* _What is needed_
Please transcribe the listing below in full and word for word, without its pictures.

* _Records to process_
···

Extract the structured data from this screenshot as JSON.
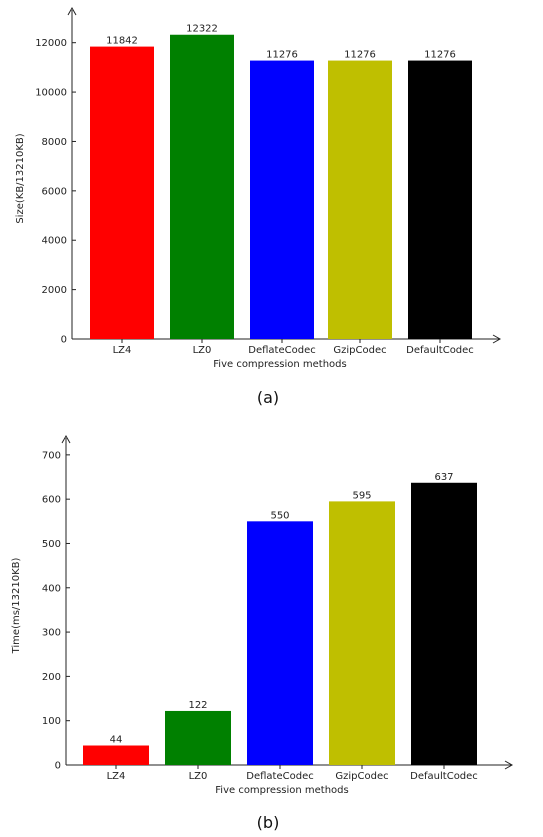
{
  "chart_data": [
    {
      "type": "bar",
      "categories": [
        "LZ4",
        "LZ0",
        "DeflateCodec",
        "GzipCodec",
        "DefaultCodec"
      ],
      "values": [
        11842,
        12322,
        11276,
        11276,
        11276
      ],
      "value_labels": [
        "11842",
        "12322",
        "11276",
        "11276",
        "11276"
      ],
      "colors": [
        "#ff0000",
        "#008000",
        "#0000ff",
        "#bfbf00",
        "#000000"
      ],
      "xlabel": "Five compression methods",
      "ylabel": "Size(KB/13210KB)",
      "ylim": [
        0,
        13000
      ],
      "yticks": [
        0,
        2000,
        4000,
        6000,
        8000,
        10000,
        12000
      ],
      "caption": "(a)"
    },
    {
      "type": "bar",
      "categories": [
        "LZ4",
        "LZ0",
        "DeflateCodec",
        "GzipCodec",
        "DefaultCodec"
      ],
      "values": [
        44,
        122,
        550,
        595,
        637
      ],
      "value_labels": [
        "44",
        "122",
        "550",
        "595",
        "637"
      ],
      "colors": [
        "#ff0000",
        "#008000",
        "#0000ff",
        "#bfbf00",
        "#000000"
      ],
      "xlabel": "Five compression methods",
      "ylabel": "Time(ms/13210KB)",
      "ylim": [
        0,
        720
      ],
      "yticks": [
        0,
        100,
        200,
        300,
        400,
        500,
        600,
        700
      ],
      "caption": "(b)"
    }
  ]
}
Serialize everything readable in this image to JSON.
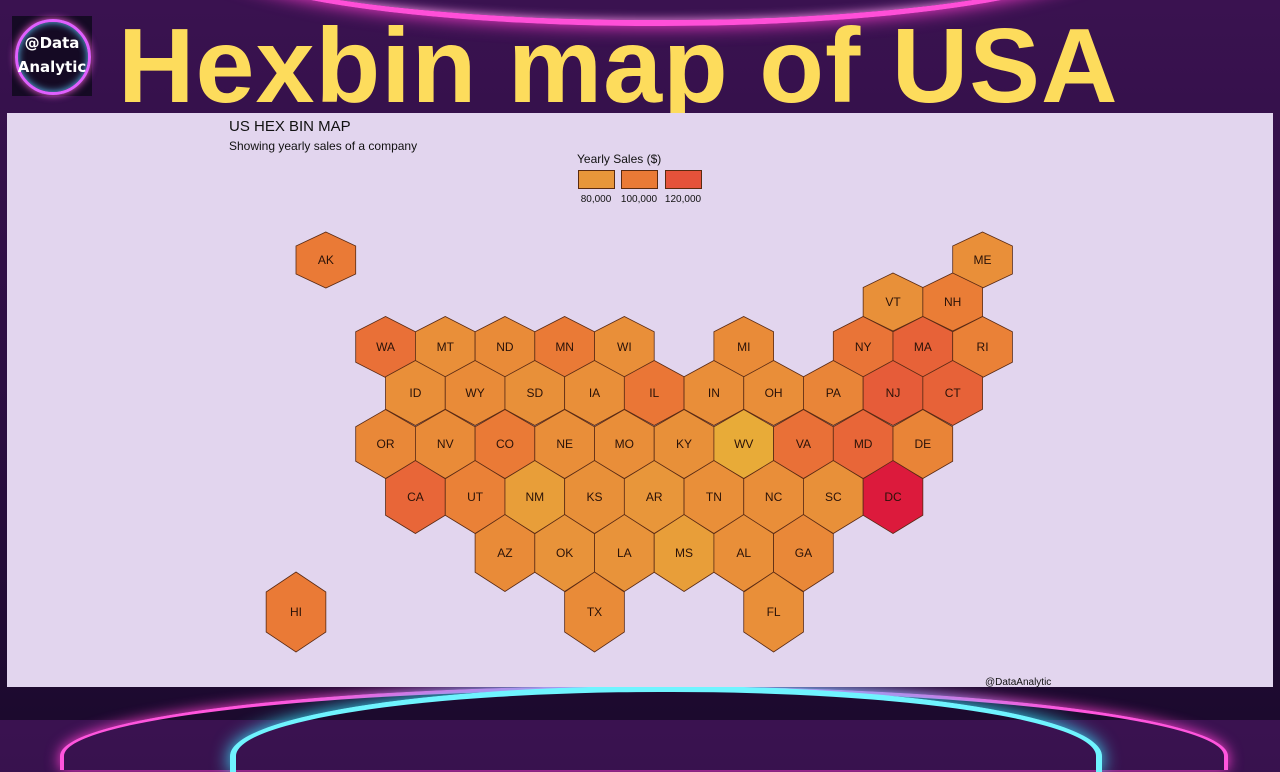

···

* _Solution for this problem_
Extract the structured data from this screenshot as JSON.
{
  "chart_data": [
    {
      "type": "bar",
      "categories": [
        "LZ4",
        "LZ0",
        "DeflateCodec",
        "GzipCodec",
        "DefaultCodec"
      ],
      "values": [
        11842,
        12322,
        11276,
        11276,
        11276
      ],
      "value_labels": [
        "11842",
        "12322",
        "11276",
        "11276",
        "11276"
      ],
      "colors": [
        "#ff0000",
        "#008000",
        "#0000ff",
        "#bfbf00",
        "#000000"
      ],
      "xlabel": "Five compression methods",
      "ylabel": "Size(KB/13210KB)",
      "ylim": [
        0,
        13000
      ],
      "yticks": [
        0,
        2000,
        4000,
        6000,
        8000,
        10000,
        12000
      ],
      "caption": "(a)"
    },
    {
      "type": "bar",
      "categories": [
        "LZ4",
        "LZ0",
        "DeflateCodec",
        "GzipCodec",
        "DefaultCodec"
      ],
      "values": [
        44,
        122,
        550,
        595,
        637
      ],
      "value_labels": [
        "44",
        "122",
        "550",
        "595",
        "637"
      ],
      "colors": [
        "#ff0000",
        "#008000",
        "#0000ff",
        "#bfbf00",
        "#000000"
      ],
      "xlabel": "Five compression methods",
      "ylabel": "Time(ms/13210KB)",
      "ylim": [
        0,
        720
      ],
      "yticks": [
        0,
        100,
        200,
        300,
        400,
        500,
        600,
        700
      ],
      "caption": "(b)"
    }
  ]
}
Serialize everything readable in this image to JSON.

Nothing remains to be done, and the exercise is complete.